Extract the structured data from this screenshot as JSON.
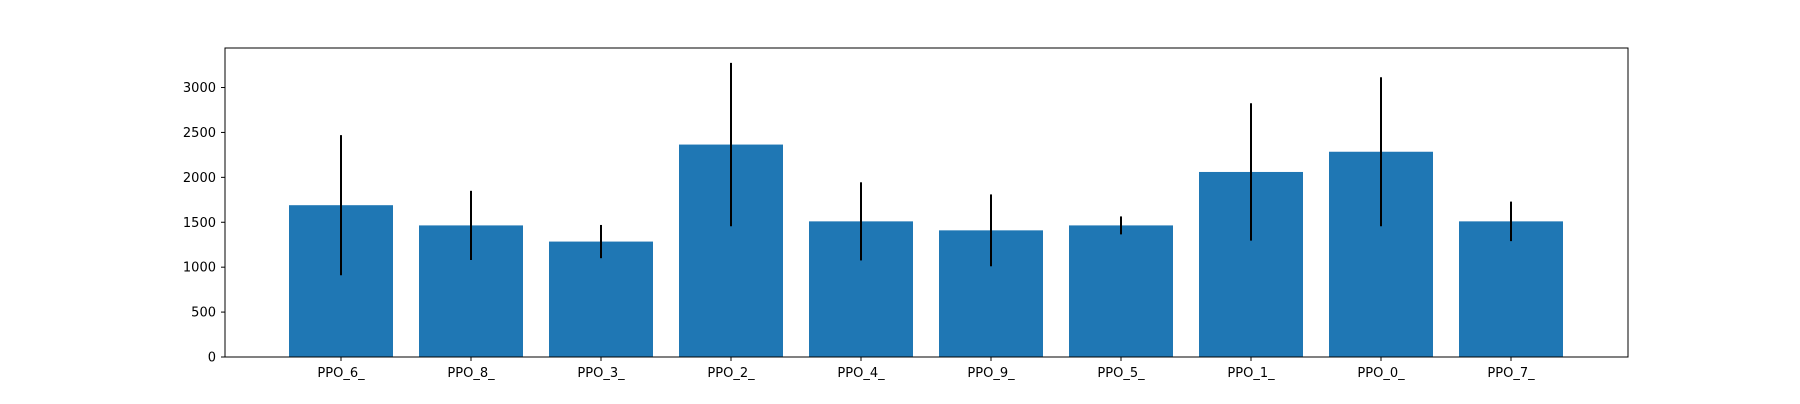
{
  "chart_data": {
    "type": "bar",
    "categories": [
      "PPO_6_",
      "PPO_8_",
      "PPO_3_",
      "PPO_2_",
      "PPO_4_",
      "PPO_9_",
      "PPO_5_",
      "PPO_1_",
      "PPO_0_",
      "PPO_7_"
    ],
    "values": [
      1690,
      1465,
      1285,
      2365,
      1510,
      1410,
      1465,
      2060,
      2285,
      1510
    ],
    "error": [
      780,
      385,
      185,
      910,
      435,
      400,
      100,
      765,
      830,
      220
    ],
    "title": "",
    "xlabel": "",
    "ylabel": "",
    "ylim": [
      0,
      3440
    ],
    "yticks": [
      0,
      500,
      1000,
      1500,
      2000,
      2500,
      3000
    ],
    "ytick_labels": [
      "0",
      "500",
      "1000",
      "1500",
      "2000",
      "2500",
      "3000"
    ],
    "grid": false,
    "colors": {
      "bar": "#1f77b4",
      "error": "#000000",
      "axis": "#000000"
    }
  }
}
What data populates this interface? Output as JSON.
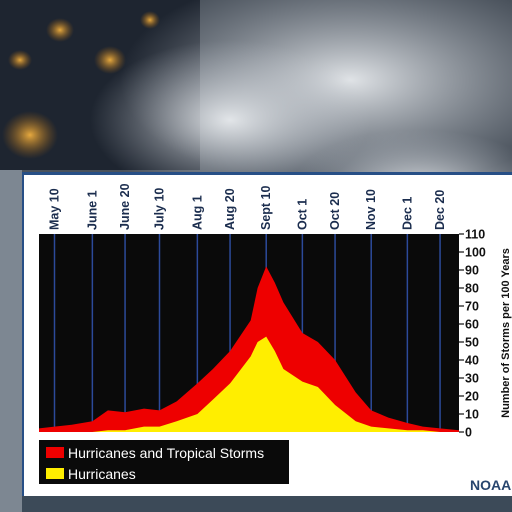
{
  "chart_data": {
    "type": "area",
    "x_labels": [
      "May 10",
      "June 1",
      "June 20",
      "July 10",
      "Aug 1",
      "Aug 20",
      "Sept 10",
      "Oct 1",
      "Oct 20",
      "Nov 10",
      "Dec 1",
      "Dec 20"
    ],
    "ylabel": "Number of Storms per 100 Years",
    "ylim": [
      0,
      110
    ],
    "yticks": [
      0,
      10,
      20,
      30,
      40,
      50,
      60,
      70,
      80,
      90,
      100,
      110
    ],
    "grid": false,
    "legend_position": "bottom-left",
    "series": [
      {
        "name": "Hurricanes and Tropical Storms",
        "color": "#ee0000",
        "x": [
          "May 1",
          "May 10",
          "May 20",
          "June 1",
          "June 10",
          "June 20",
          "July 1",
          "July 10",
          "July 20",
          "Aug 1",
          "Aug 10",
          "Aug 20",
          "Sept 1",
          "Sept 5",
          "Sept 10",
          "Sept 15",
          "Sept 20",
          "Oct 1",
          "Oct 10",
          "Oct 20",
          "Nov 1",
          "Nov 10",
          "Nov 20",
          "Dec 1",
          "Dec 10",
          "Dec 20",
          "Dec 31"
        ],
        "values": [
          2,
          3,
          4,
          6,
          12,
          11,
          13,
          12,
          17,
          27,
          35,
          45,
          62,
          80,
          92,
          83,
          72,
          55,
          50,
          40,
          22,
          12,
          8,
          5,
          3,
          2,
          1
        ]
      },
      {
        "name": "Hurricanes",
        "color": "#ffee00",
        "x": [
          "May 1",
          "May 10",
          "May 20",
          "June 1",
          "June 10",
          "June 20",
          "July 1",
          "July 10",
          "July 20",
          "Aug 1",
          "Aug 10",
          "Aug 20",
          "Sept 1",
          "Sept 5",
          "Sept 10",
          "Sept 15",
          "Sept 20",
          "Oct 1",
          "Oct 10",
          "Oct 20",
          "Nov 1",
          "Nov 10",
          "Nov 20",
          "Dec 1",
          "Dec 10",
          "Dec 20",
          "Dec 31"
        ],
        "values": [
          0,
          0,
          0,
          0,
          1,
          1,
          3,
          3,
          6,
          10,
          18,
          27,
          42,
          50,
          53,
          45,
          35,
          28,
          25,
          15,
          6,
          3,
          2,
          1,
          1,
          0,
          0
        ]
      }
    ]
  },
  "credit": "NOAA"
}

---

• Prompt
Drop the images and quote the entries word for word.

• Response to this task
Extract the structured data from this screenshot as JSON.
{
  "chart_data": {
    "type": "bar",
    "categories": [
      "PPO_6_",
      "PPO_8_",
      "PPO_3_",
      "PPO_2_",
      "PPO_4_",
      "PPO_9_",
      "PPO_5_",
      "PPO_1_",
      "PPO_0_",
      "PPO_7_"
    ],
    "values": [
      1690,
      1465,
      1285,
      2365,
      1510,
      1410,
      1465,
      2060,
      2285,
      1510
    ],
    "error": [
      780,
      385,
      185,
      910,
      435,
      400,
      100,
      765,
      830,
      220
    ],
    "title": "",
    "xlabel": "",
    "ylabel": "",
    "ylim": [
      0,
      3440
    ],
    "yticks": [
      0,
      500,
      1000,
      1500,
      2000,
      2500,
      3000
    ],
    "ytick_labels": [
      "0",
      "500",
      "1000",
      "1500",
      "2000",
      "2500",
      "3000"
    ],
    "grid": false,
    "colors": {
      "bar": "#1f77b4",
      "error": "#000000",
      "axis": "#000000"
    }
  }
}
What data populates this interface? Output as JSON.
{
  "chart_data": {
    "type": "area",
    "x_labels": [
      "May 10",
      "June 1",
      "June 20",
      "July 10",
      "Aug 1",
      "Aug 20",
      "Sept 10",
      "Oct 1",
      "Oct 20",
      "Nov 10",
      "Dec 1",
      "Dec 20"
    ],
    "ylabel": "Number of Storms per 100 Years",
    "ylim": [
      0,
      110
    ],
    "yticks": [
      0,
      10,
      20,
      30,
      40,
      50,
      60,
      70,
      80,
      90,
      100,
      110
    ],
    "grid": false,
    "legend_position": "bottom-left",
    "series": [
      {
        "name": "Hurricanes and Tropical Storms",
        "color": "#ee0000",
        "x": [
          "May 1",
          "May 10",
          "May 20",
          "June 1",
          "June 10",
          "June 20",
          "July 1",
          "July 10",
          "July 20",
          "Aug 1",
          "Aug 10",
          "Aug 20",
          "Sept 1",
          "Sept 5",
          "Sept 10",
          "Sept 15",
          "Sept 20",
          "Oct 1",
          "Oct 10",
          "Oct 20",
          "Nov 1",
          "Nov 10",
          "Nov 20",
          "Dec 1",
          "Dec 10",
          "Dec 20",
          "Dec 31"
        ],
        "values": [
          2,
          3,
          4,
          6,
          12,
          11,
          13,
          12,
          17,
          27,
          35,
          45,
          62,
          80,
          92,
          83,
          72,
          55,
          50,
          40,
          22,
          12,
          8,
          5,
          3,
          2,
          1
        ]
      },
      {
        "name": "Hurricanes",
        "color": "#ffee00",
        "x": [
          "May 1",
          "May 10",
          "May 20",
          "June 1",
          "June 10",
          "June 20",
          "July 1",
          "July 10",
          "July 20",
          "Aug 1",
          "Aug 10",
          "Aug 20",
          "Sept 1",
          "Sept 5",
          "Sept 10",
          "Sept 15",
          "Sept 20",
          "Oct 1",
          "Oct 10",
          "Oct 20",
          "Nov 1",
          "Nov 10",
          "Nov 20",
          "Dec 1",
          "Dec 10",
          "Dec 20",
          "Dec 31"
        ],
        "values": [
          0,
          0,
          0,
          0,
          1,
          1,
          3,
          3,
          6,
          10,
          18,
          27,
          42,
          50,
          53,
          45,
          35,
          28,
          25,
          15,
          6,
          3,
          2,
          1,
          1,
          0,
          0
        ]
      }
    ]
  },
  "credit": "NOAA"
}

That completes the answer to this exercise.